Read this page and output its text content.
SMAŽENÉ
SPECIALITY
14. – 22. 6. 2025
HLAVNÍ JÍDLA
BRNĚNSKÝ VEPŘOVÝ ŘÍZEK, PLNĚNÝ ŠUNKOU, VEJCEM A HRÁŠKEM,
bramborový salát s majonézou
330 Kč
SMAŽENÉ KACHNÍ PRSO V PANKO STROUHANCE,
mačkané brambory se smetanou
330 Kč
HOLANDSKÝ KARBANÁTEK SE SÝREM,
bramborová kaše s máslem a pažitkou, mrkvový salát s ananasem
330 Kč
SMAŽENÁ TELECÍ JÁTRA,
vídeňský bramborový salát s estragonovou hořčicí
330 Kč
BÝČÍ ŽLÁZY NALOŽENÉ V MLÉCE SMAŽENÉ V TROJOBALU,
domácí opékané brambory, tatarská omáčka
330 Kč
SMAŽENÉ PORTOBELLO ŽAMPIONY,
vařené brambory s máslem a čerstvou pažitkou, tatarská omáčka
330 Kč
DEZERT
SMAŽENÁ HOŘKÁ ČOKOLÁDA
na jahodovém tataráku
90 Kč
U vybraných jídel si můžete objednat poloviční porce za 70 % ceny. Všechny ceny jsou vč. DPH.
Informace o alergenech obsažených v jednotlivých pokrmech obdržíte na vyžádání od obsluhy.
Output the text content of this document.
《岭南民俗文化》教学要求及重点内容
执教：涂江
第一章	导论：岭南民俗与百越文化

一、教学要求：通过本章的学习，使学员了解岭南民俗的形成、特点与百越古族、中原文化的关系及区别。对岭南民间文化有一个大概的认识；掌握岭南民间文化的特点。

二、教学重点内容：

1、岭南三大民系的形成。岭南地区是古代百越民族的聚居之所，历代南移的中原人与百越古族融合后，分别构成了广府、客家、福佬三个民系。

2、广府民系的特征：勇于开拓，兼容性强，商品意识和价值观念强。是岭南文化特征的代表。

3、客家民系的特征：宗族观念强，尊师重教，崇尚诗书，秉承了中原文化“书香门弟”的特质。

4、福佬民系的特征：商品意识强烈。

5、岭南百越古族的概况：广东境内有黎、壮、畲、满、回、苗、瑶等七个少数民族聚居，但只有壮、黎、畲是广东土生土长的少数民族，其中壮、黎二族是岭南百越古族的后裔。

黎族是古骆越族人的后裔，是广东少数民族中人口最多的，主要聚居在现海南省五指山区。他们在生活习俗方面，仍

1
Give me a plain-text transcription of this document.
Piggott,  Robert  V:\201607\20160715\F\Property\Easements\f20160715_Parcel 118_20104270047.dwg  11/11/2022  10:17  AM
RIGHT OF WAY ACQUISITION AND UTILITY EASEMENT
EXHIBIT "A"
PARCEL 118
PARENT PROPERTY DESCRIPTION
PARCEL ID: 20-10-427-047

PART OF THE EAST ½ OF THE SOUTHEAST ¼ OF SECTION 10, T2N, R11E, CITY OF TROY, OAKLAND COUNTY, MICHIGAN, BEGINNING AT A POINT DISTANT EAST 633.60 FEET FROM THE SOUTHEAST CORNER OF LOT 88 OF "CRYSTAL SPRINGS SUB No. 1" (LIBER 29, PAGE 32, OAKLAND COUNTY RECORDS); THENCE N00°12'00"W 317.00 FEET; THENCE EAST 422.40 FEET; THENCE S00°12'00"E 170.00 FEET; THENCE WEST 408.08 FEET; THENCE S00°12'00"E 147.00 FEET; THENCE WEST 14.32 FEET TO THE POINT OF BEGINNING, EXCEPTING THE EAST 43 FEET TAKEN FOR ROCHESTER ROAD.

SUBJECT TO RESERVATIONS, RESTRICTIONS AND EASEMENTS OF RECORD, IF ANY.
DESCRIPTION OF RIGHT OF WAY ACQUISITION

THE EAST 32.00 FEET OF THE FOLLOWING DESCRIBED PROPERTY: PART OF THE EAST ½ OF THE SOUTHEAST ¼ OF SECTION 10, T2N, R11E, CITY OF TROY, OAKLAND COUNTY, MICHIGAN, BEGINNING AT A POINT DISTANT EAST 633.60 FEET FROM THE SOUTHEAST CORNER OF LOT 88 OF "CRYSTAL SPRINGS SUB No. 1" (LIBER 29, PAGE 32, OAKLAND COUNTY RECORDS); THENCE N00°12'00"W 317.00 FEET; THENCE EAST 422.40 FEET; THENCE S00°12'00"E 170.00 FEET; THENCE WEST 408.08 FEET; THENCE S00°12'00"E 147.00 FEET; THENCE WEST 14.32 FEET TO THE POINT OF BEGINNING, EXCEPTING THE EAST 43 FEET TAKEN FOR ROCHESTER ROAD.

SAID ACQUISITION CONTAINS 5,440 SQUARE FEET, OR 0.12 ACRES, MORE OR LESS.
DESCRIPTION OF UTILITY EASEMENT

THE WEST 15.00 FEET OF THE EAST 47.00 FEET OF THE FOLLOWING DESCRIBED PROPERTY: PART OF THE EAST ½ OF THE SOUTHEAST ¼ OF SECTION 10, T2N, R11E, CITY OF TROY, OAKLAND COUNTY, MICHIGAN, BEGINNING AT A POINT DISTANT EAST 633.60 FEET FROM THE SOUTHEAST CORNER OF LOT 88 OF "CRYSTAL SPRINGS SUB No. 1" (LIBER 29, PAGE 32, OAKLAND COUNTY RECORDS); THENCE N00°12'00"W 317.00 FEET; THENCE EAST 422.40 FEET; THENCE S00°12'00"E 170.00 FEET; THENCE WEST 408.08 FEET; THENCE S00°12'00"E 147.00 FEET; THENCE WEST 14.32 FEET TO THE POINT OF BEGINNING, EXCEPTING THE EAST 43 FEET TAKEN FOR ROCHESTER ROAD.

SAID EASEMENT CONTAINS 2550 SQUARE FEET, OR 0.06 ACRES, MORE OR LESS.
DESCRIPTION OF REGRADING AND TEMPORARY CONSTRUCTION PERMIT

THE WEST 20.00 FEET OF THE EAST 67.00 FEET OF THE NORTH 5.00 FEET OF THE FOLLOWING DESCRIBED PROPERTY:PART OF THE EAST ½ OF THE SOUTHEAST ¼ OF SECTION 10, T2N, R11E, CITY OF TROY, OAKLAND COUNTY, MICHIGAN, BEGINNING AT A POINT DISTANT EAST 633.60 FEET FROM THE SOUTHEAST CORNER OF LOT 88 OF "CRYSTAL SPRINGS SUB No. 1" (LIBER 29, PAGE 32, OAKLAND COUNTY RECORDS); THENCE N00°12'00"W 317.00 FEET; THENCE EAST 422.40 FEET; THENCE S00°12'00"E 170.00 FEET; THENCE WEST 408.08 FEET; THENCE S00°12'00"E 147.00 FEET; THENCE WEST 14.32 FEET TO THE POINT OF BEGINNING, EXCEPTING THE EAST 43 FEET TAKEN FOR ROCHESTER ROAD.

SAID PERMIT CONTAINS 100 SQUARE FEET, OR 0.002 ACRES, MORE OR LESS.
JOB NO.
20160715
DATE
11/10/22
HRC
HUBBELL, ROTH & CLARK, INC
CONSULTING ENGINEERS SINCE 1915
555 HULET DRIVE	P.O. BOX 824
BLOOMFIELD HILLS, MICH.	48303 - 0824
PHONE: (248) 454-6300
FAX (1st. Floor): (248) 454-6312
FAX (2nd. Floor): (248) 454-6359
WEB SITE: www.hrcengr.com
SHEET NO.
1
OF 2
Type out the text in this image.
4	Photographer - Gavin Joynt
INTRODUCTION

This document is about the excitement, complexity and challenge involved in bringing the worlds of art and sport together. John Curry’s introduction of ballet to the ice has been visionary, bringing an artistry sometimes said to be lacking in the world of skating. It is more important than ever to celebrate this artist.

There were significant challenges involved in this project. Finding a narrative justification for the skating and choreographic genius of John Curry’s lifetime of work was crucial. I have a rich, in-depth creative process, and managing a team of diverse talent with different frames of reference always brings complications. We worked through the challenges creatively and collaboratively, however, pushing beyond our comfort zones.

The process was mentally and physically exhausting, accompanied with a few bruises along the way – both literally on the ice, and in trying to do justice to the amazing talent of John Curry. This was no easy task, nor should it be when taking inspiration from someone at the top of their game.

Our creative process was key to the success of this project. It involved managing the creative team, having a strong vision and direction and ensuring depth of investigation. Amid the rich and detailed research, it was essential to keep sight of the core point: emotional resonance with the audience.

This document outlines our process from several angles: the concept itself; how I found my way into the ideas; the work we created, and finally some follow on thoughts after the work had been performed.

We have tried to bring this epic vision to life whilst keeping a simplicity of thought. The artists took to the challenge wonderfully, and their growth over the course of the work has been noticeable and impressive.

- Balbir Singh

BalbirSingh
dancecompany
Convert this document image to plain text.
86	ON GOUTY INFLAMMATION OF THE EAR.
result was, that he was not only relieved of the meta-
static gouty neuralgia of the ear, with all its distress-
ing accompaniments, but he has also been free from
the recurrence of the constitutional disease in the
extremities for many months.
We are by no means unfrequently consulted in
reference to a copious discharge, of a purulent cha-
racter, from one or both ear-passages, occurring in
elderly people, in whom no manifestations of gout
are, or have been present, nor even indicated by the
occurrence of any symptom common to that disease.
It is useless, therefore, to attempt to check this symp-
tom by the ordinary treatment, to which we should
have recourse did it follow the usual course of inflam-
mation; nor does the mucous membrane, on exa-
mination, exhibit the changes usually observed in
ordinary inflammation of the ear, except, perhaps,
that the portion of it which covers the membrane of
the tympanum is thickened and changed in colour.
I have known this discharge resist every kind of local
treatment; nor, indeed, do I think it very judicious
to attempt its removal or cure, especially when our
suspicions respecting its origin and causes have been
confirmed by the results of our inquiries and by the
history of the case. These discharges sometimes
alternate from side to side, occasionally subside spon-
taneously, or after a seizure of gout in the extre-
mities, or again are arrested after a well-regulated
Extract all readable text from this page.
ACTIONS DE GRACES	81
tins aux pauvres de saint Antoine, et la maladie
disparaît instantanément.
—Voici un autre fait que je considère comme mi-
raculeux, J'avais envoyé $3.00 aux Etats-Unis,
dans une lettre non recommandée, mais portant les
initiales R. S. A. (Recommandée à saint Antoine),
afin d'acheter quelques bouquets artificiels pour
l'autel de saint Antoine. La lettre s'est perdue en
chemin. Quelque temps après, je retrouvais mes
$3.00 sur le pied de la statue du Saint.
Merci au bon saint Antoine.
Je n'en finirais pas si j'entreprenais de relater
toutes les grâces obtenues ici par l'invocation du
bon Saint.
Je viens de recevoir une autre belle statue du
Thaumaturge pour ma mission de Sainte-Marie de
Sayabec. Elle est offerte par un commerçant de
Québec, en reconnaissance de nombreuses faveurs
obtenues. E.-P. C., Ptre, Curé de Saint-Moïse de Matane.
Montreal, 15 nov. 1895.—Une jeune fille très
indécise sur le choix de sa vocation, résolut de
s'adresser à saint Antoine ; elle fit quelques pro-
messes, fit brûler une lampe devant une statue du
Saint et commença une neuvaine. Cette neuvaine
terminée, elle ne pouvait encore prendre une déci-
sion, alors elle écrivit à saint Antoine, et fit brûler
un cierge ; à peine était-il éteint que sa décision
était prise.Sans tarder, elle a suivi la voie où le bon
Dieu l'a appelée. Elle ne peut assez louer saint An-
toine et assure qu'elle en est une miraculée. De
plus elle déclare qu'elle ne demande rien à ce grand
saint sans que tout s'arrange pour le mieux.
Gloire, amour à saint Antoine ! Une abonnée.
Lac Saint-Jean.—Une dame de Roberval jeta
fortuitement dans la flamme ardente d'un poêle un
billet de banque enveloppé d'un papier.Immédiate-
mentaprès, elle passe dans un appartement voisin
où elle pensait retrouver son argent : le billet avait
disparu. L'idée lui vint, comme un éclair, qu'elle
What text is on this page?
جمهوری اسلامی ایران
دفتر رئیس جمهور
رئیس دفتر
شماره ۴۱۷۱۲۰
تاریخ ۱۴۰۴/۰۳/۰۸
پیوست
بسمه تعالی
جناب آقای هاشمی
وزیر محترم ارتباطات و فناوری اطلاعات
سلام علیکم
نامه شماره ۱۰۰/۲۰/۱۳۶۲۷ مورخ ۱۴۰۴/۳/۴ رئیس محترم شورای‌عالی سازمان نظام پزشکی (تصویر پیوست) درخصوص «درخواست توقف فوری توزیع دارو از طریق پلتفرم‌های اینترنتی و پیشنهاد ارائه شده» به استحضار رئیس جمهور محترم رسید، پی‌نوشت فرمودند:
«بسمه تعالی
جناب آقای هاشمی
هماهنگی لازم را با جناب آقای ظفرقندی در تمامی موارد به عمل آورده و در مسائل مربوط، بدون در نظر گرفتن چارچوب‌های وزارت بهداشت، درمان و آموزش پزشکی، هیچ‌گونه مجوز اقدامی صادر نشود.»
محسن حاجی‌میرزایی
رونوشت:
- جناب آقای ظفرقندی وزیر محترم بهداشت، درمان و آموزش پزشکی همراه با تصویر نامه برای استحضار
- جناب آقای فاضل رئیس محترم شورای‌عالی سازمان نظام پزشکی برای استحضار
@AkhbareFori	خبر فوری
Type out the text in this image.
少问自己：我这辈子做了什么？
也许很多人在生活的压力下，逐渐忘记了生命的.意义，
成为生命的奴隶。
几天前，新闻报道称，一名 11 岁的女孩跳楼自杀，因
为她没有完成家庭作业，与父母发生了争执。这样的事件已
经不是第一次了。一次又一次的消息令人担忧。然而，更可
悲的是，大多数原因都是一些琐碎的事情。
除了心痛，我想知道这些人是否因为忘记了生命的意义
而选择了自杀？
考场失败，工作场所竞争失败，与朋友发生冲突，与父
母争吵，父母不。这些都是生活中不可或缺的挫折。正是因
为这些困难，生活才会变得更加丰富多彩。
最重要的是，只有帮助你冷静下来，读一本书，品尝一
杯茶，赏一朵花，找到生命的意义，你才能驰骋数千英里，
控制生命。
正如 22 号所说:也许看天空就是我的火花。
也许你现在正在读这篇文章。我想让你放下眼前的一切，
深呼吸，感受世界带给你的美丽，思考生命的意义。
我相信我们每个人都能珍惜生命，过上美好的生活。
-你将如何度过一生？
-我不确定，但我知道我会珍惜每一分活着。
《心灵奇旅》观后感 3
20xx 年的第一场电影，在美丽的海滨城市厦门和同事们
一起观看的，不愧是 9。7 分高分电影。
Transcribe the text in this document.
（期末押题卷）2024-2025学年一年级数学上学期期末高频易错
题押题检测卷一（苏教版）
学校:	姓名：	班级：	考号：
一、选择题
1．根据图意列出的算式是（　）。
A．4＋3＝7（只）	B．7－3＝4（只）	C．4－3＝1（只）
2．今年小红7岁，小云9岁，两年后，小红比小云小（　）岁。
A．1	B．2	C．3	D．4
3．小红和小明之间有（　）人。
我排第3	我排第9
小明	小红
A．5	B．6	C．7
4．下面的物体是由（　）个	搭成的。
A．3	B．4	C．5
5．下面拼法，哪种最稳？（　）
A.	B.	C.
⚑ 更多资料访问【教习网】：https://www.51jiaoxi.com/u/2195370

Exercise: Search the records above for "بهداشت". Copy each line where it is found.

Answer below:
هماهنگی لازم را با جناب آقای ظفرقندی در تمامی موارد به عمل آورده و در مسائل مربوط، بدون در نظر گرفتن چارچوب‌های وزارت بهداشت، درمان و آموزش پزشکی، هیچ‌گونه مجوز اقدامی صادر نشود.»
- جناب آقای ظفرقندی وزیر محترم بهداشت، درمان و آموزش پزشکی همراه با تصویر نامه برای استحضار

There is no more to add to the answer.